- _Supplied material_

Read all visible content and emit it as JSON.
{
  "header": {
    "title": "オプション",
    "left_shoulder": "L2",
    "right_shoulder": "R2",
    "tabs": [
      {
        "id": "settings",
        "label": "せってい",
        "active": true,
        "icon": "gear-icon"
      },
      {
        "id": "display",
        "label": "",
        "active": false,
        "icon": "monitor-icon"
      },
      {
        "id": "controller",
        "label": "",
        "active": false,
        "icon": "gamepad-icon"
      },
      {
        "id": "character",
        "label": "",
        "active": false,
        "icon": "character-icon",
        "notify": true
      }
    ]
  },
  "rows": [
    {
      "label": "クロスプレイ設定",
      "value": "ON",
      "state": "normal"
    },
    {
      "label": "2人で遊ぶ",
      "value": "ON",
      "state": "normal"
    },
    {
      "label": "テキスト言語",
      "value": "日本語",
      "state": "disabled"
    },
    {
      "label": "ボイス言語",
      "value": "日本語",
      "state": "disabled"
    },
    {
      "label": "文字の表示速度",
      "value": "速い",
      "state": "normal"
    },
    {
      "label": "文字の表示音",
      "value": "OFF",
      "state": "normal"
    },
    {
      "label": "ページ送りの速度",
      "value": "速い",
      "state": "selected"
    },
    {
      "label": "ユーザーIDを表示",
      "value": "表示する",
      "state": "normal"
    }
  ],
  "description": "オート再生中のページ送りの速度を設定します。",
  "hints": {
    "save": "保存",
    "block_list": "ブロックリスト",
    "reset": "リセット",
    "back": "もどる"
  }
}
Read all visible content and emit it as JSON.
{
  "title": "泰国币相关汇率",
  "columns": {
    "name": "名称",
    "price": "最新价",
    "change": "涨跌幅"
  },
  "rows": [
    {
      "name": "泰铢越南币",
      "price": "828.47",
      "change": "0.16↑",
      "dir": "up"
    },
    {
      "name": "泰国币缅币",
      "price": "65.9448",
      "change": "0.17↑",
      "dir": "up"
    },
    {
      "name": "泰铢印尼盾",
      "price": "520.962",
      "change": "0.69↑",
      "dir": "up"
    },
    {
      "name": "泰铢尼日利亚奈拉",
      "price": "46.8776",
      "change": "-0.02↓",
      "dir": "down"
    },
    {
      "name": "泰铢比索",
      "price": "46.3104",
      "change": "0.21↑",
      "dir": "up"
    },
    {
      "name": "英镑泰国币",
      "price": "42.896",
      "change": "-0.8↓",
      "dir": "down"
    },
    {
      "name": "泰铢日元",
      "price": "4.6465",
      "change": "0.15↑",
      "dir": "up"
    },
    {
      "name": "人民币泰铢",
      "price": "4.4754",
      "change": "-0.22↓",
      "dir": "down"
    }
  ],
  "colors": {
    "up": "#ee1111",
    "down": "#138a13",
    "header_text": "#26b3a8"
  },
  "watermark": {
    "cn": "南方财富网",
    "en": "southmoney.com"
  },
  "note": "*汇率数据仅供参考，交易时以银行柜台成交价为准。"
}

- _Stated task_
Look through the listing and extract every line with "name" in it.

- _Solution for this exercise_
    "name": "名称",
      "name": "泰铢越南币",
      "name": "泰国币缅币",
      "name": "泰铢印尼盾",
      "name": "泰铢尼日利亚奈拉",
      "name": "泰铢比索",
      "name": "英镑泰国币",
      "name": "泰铢日元",
      "name": "人民币泰铢",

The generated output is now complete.